Your goal
Keep the wording of each record exactly the same when you repeat it, and leave out pictures.

Material supplied
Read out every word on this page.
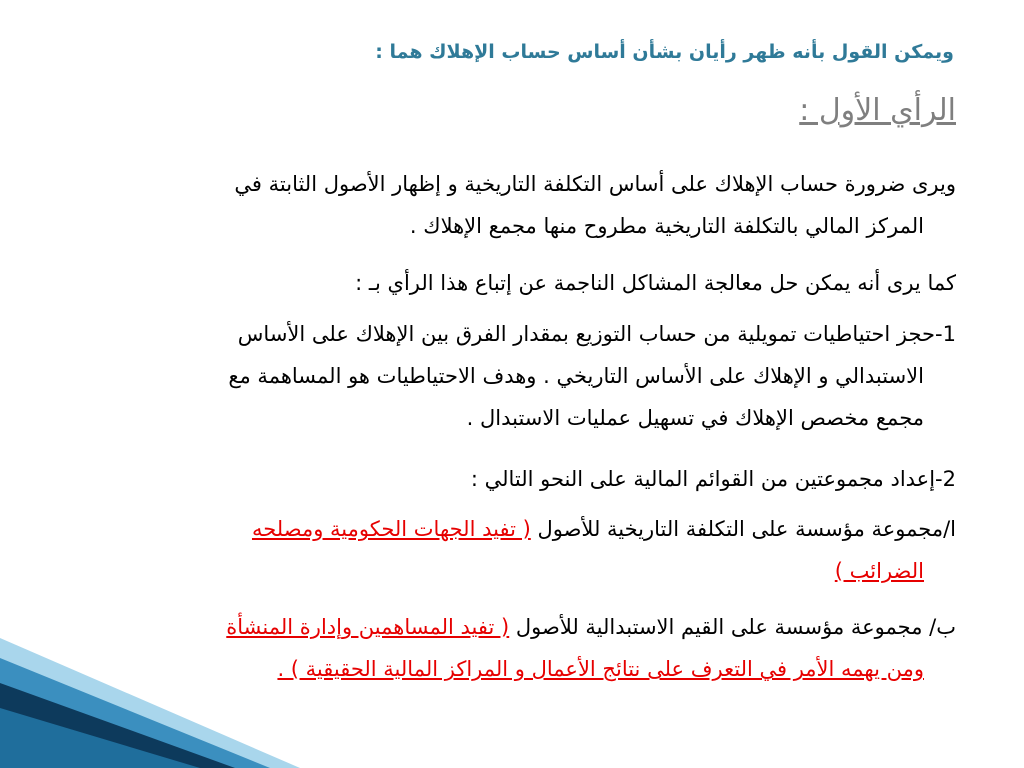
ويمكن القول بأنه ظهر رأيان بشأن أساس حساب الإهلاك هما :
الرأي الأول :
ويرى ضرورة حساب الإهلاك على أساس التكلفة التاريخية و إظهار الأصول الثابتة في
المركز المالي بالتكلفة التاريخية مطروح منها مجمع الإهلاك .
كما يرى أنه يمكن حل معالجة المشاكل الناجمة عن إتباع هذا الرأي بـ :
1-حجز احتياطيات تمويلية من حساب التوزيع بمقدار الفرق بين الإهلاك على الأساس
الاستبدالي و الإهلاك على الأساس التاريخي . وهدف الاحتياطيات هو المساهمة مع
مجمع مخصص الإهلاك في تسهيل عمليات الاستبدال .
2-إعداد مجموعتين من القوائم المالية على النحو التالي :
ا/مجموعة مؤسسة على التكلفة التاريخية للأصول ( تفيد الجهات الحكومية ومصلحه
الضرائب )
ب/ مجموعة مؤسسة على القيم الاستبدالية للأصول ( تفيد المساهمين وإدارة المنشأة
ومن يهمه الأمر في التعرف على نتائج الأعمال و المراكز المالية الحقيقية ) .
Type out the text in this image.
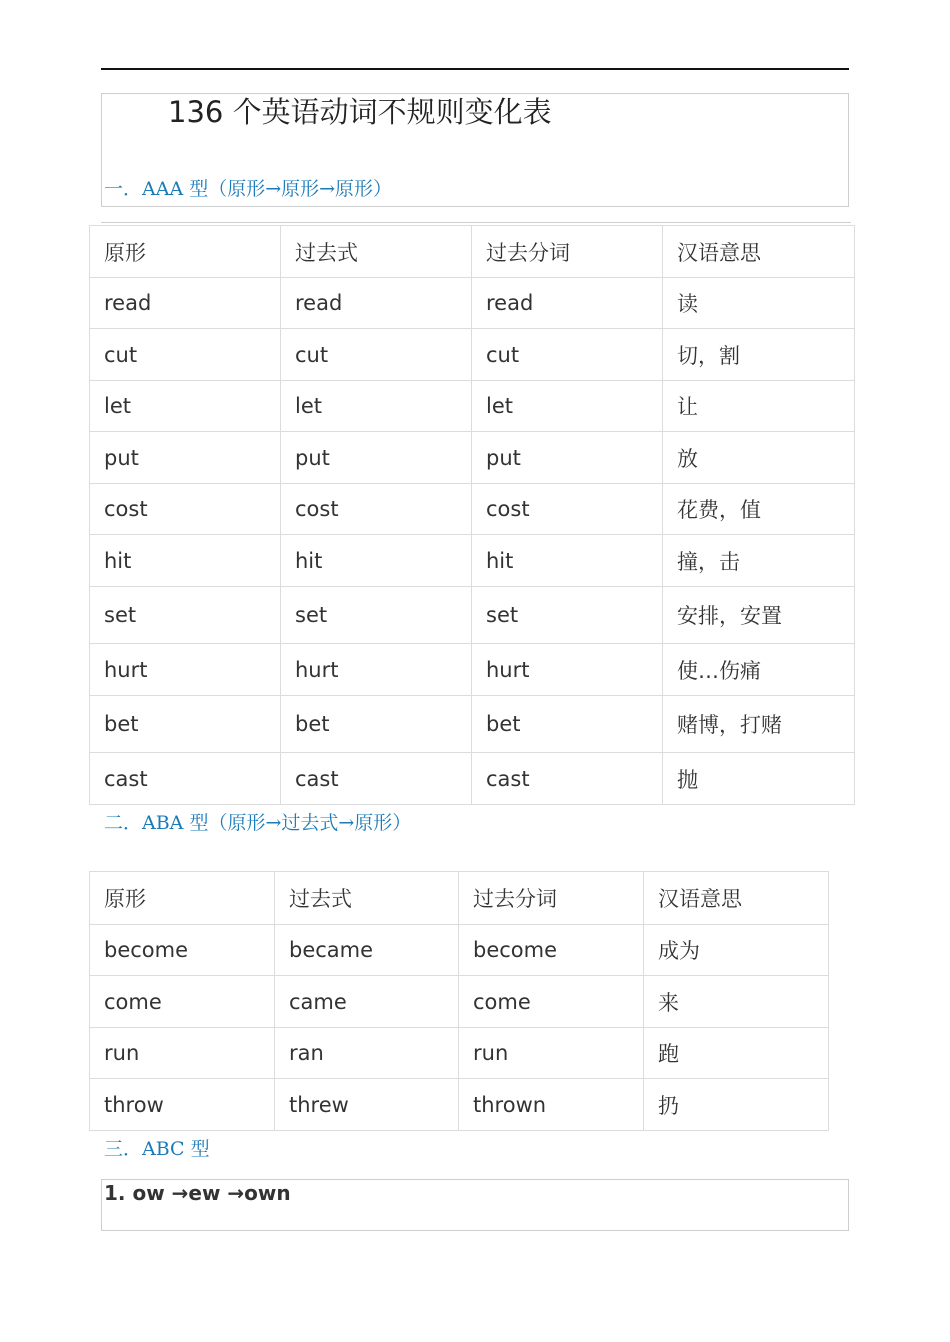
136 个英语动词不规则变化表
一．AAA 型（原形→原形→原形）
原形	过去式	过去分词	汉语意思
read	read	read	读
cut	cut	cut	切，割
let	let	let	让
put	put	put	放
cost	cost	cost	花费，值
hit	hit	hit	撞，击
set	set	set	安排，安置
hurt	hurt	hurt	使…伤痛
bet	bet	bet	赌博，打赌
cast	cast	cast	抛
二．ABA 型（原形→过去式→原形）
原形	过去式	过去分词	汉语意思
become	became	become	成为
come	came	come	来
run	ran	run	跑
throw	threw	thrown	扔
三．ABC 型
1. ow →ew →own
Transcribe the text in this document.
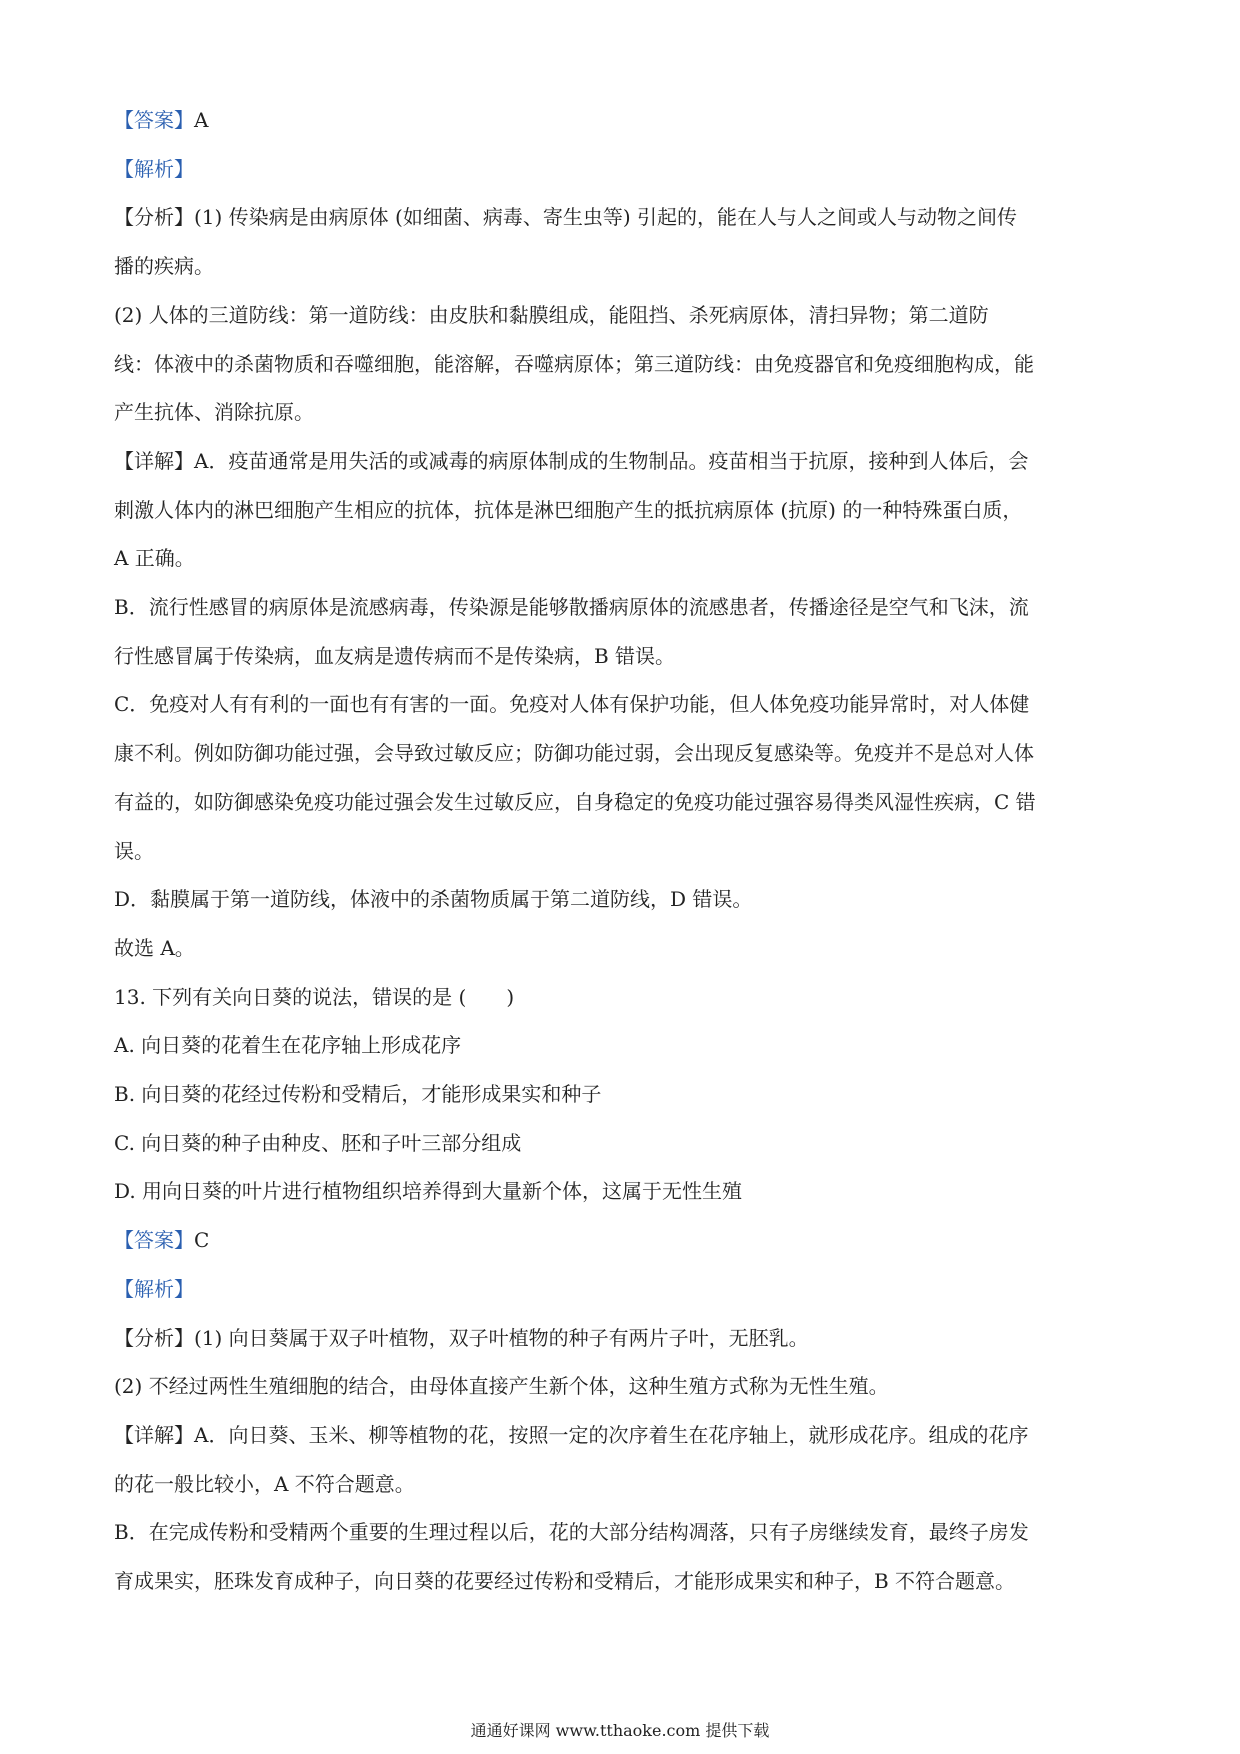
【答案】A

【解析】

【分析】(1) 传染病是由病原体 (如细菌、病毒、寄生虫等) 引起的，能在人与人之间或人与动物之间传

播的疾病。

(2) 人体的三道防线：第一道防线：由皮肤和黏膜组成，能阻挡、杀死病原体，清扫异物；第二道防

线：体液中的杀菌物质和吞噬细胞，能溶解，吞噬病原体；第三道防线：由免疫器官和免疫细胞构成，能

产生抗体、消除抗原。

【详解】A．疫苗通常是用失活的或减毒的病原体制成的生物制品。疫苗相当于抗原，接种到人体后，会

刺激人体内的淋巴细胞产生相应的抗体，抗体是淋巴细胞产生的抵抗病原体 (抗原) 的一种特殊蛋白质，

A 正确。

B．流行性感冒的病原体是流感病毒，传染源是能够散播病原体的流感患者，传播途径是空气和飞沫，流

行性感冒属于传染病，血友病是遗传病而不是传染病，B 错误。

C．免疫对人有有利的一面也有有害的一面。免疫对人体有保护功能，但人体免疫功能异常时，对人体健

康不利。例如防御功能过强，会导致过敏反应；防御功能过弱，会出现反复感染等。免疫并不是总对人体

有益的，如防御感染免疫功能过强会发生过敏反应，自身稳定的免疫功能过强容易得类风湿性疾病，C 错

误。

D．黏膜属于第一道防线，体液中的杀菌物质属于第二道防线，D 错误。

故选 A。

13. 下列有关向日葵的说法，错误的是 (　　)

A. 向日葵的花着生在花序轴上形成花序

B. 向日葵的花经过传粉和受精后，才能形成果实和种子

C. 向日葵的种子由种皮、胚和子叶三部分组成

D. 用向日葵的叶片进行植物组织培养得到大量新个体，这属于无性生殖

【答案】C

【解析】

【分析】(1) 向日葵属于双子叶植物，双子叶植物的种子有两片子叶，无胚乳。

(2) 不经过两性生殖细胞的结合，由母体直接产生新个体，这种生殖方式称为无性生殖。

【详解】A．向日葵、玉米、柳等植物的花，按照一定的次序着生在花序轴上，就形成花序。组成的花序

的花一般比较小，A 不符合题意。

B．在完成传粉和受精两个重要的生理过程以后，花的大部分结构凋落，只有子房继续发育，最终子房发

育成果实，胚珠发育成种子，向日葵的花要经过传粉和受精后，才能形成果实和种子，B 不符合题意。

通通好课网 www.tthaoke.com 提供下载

In response
Read out every word on this page.
ويمكن القول بأنه ظهر رأيان بشأن أساس حساب الإهلاك هما :
الرأي الأول :
ويرى ضرورة حساب الإهلاك على أساس التكلفة التاريخية و إظهار الأصول الثابتة في
المركز المالي بالتكلفة التاريخية مطروح منها مجمع الإهلاك .
كما يرى أنه يمكن حل معالجة المشاكل الناجمة عن إتباع هذا الرأي بـ :
1-حجز احتياطيات تمويلية من حساب التوزيع بمقدار الفرق بين الإهلاك على الأساس
الاستبدالي و الإهلاك على الأساس التاريخي . وهدف الاحتياطيات هو المساهمة مع
مجمع مخصص الإهلاك في تسهيل عمليات الاستبدال .
2-إعداد مجموعتين من القوائم المالية على النحو التالي :
ا/مجموعة مؤسسة على التكلفة التاريخية للأصول ( تفيد الجهات الحكومية ومصلحه
الضرائب )
ب/ مجموعة مؤسسة على القيم الاستبدالية للأصول ( تفيد المساهمين وإدارة المنشأة
ومن يهمه الأمر في التعرف على نتائج الأعمال و المراكز المالية الحقيقية ) .
Type out the text in this image.
136 个英语动词不规则变化表
一．AAA 型（原形→原形→原形）
原形	过去式	过去分词	汉语意思
read	read	read	读
cut	cut	cut	切，割
let	let	let	让
put	put	put	放
cost	cost	cost	花费，值
hit	hit	hit	撞，击
set	set	set	安排，安置
hurt	hurt	hurt	使…伤痛
bet	bet	bet	赌博，打赌
cast	cast	cast	抛
二．ABA 型（原形→过去式→原形）
原形	过去式	过去分词	汉语意思
become	became	become	成为
come	came	come	来
run	ran	run	跑
throw	threw	thrown	扔
三．ABC 型
1. ow →ew →own
Transcribe the text in this document.
【答案】A

【解析】

【分析】(1) 传染病是由病原体 (如细菌、病毒、寄生虫等) 引起的，能在人与人之间或人与动物之间传

播的疾病。

(2) 人体的三道防线：第一道防线：由皮肤和黏膜组成，能阻挡、杀死病原体，清扫异物；第二道防

线：体液中的杀菌物质和吞噬细胞，能溶解，吞噬病原体；第三道防线：由免疫器官和免疫细胞构成，能

产生抗体、消除抗原。

【详解】A．疫苗通常是用失活的或减毒的病原体制成的生物制品。疫苗相当于抗原，接种到人体后，会

刺激人体内的淋巴细胞产生相应的抗体，抗体是淋巴细胞产生的抵抗病原体 (抗原) 的一种特殊蛋白质，

A 正确。

B．流行性感冒的病原体是流感病毒，传染源是能够散播病原体的流感患者，传播途径是空气和飞沫，流

行性感冒属于传染病，血友病是遗传病而不是传染病，B 错误。

C．免疫对人有有利的一面也有有害的一面。免疫对人体有保护功能，但人体免疫功能异常时，对人体健

康不利。例如防御功能过强，会导致过敏反应；防御功能过弱，会出现反复感染等。免疫并不是总对人体

有益的，如防御感染免疫功能过强会发生过敏反应，自身稳定的免疫功能过强容易得类风湿性疾病，C 错

误。

D．黏膜属于第一道防线，体液中的杀菌物质属于第二道防线，D 错误。

故选 A。

13. 下列有关向日葵的说法，错误的是 (　　)

A. 向日葵的花着生在花序轴上形成花序

B. 向日葵的花经过传粉和受精后，才能形成果实和种子

C. 向日葵的种子由种皮、胚和子叶三部分组成

D. 用向日葵的叶片进行植物组织培养得到大量新个体，这属于无性生殖

【答案】C

【解析】

【分析】(1) 向日葵属于双子叶植物，双子叶植物的种子有两片子叶，无胚乳。

(2) 不经过两性生殖细胞的结合，由母体直接产生新个体，这种生殖方式称为无性生殖。

【详解】A．向日葵、玉米、柳等植物的花，按照一定的次序着生在花序轴上，就形成花序。组成的花序

的花一般比较小，A 不符合题意。

B．在完成传粉和受精两个重要的生理过程以后，花的大部分结构凋落，只有子房继续发育，最终子房发

育成果实，胚珠发育成种子，向日葵的花要经过传粉和受精后，才能形成果实和种子，B 不符合题意。

通通好课网 www.tthaoke.com 提供下载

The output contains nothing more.